THE TASK
Leave the pictures out, and retype all of the material exactly as written.

(Entries from a dataset)
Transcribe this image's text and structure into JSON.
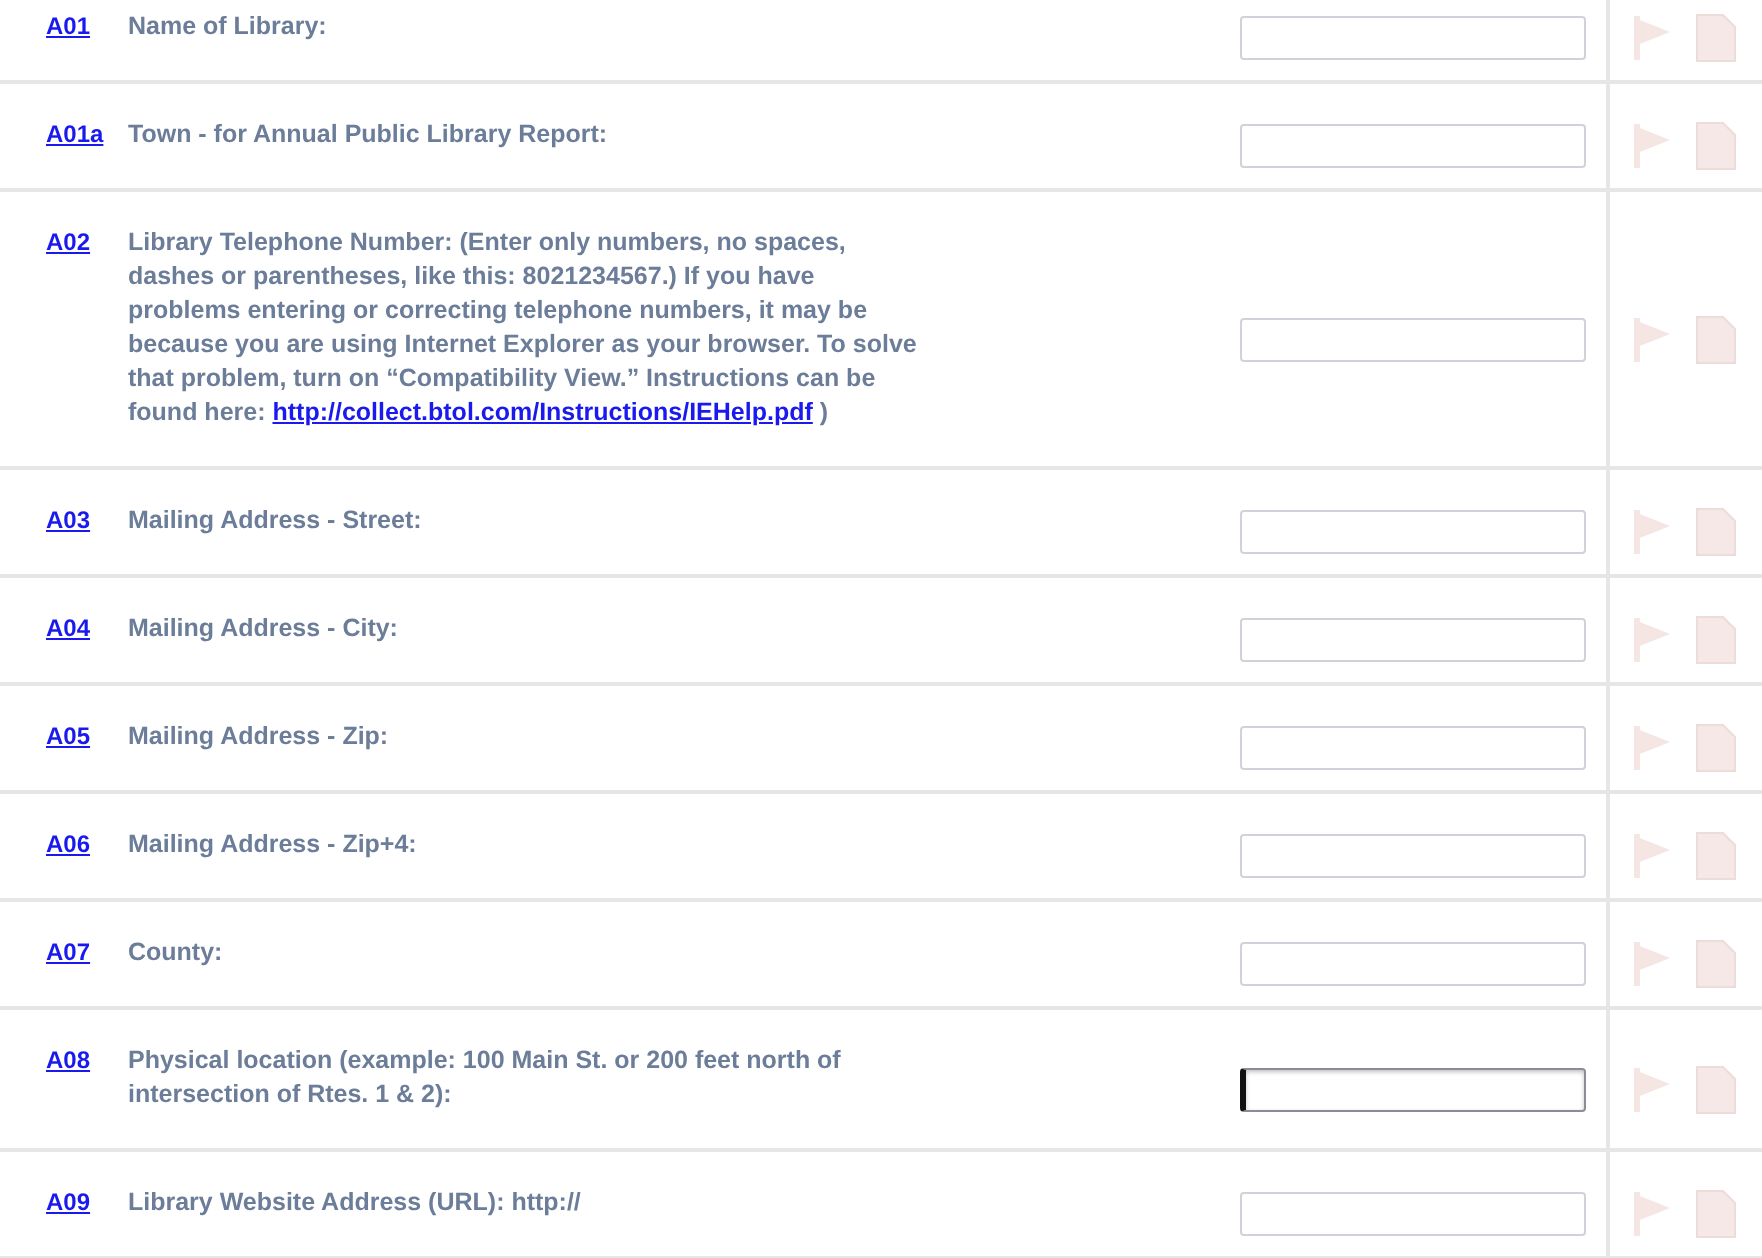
{
  "questions": [
    {
      "code": "A01",
      "label": "Name of Library:",
      "focused": false
    },
    {
      "code": "A01a",
      "label": "Town - for Annual Public Library Report:",
      "focused": false
    },
    {
      "code": "A02",
      "label": "Library Telephone Number: (Enter only numbers, no spaces, dashes or parentheses, like this: 8021234567.) If you have problems entering or correcting telephone numbers, it may be because you are using Internet Explorer as your browser. To solve that problem, turn on “Compatibility View.” Instructions can be found here:",
      "link": "http://collect.btol.com/Instructions/IEHelp.pdf",
      "label_end": ")",
      "focused": false
    },
    {
      "code": "A03",
      "label": "Mailing Address - Street:",
      "focused": false
    },
    {
      "code": "A04",
      "label": "Mailing Address - City:",
      "focused": false
    },
    {
      "code": "A05",
      "label": "Mailing Address - Zip:",
      "focused": false
    },
    {
      "code": "A06",
      "label": "Mailing Address - Zip+4:",
      "focused": false
    },
    {
      "code": "A07",
      "label": "County:",
      "focused": false
    },
    {
      "code": "A08",
      "label": "Physical location (example: 100 Main St. or 200 feet north of intersection of Rtes. 1 & 2):",
      "focused": true
    },
    {
      "code": "A09",
      "label": "Library Website Address (URL): http://",
      "focused": false
    }
  ]
}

TASK RESPONSE
Transcribe this image's text and structure into JSON.
{
  "questions": [
    {
      "code": "A01",
      "label": "Name of Library:",
      "focused": false
    },
    {
      "code": "A01a",
      "label": "Town - for Annual Public Library Report:",
      "focused": false
    },
    {
      "code": "A02",
      "label": "Library Telephone Number: (Enter only numbers, no spaces, dashes or parentheses, like this: 8021234567.) If you have problems entering or correcting telephone numbers, it may be because you are using Internet Explorer as your browser. To solve that problem, turn on “Compatibility View.” Instructions can be found here:",
      "link": "http://collect.btol.com/Instructions/IEHelp.pdf",
      "label_end": ")",
      "focused": false
    },
    {
      "code": "A03",
      "label": "Mailing Address - Street:",
      "focused": false
    },
    {
      "code": "A04",
      "label": "Mailing Address - City:",
      "focused": false
    },
    {
      "code": "A05",
      "label": "Mailing Address - Zip:",
      "focused": false
    },
    {
      "code": "A06",
      "label": "Mailing Address - Zip+4:",
      "focused": false
    },
    {
      "code": "A07",
      "label": "County:",
      "focused": false
    },
    {
      "code": "A08",
      "label": "Physical location (example: 100 Main St. or 200 feet north of intersection of Rtes. 1 & 2):",
      "focused": true
    },
    {
      "code": "A09",
      "label": "Library Website Address (URL): http://",
      "focused": false
    }
  ]
}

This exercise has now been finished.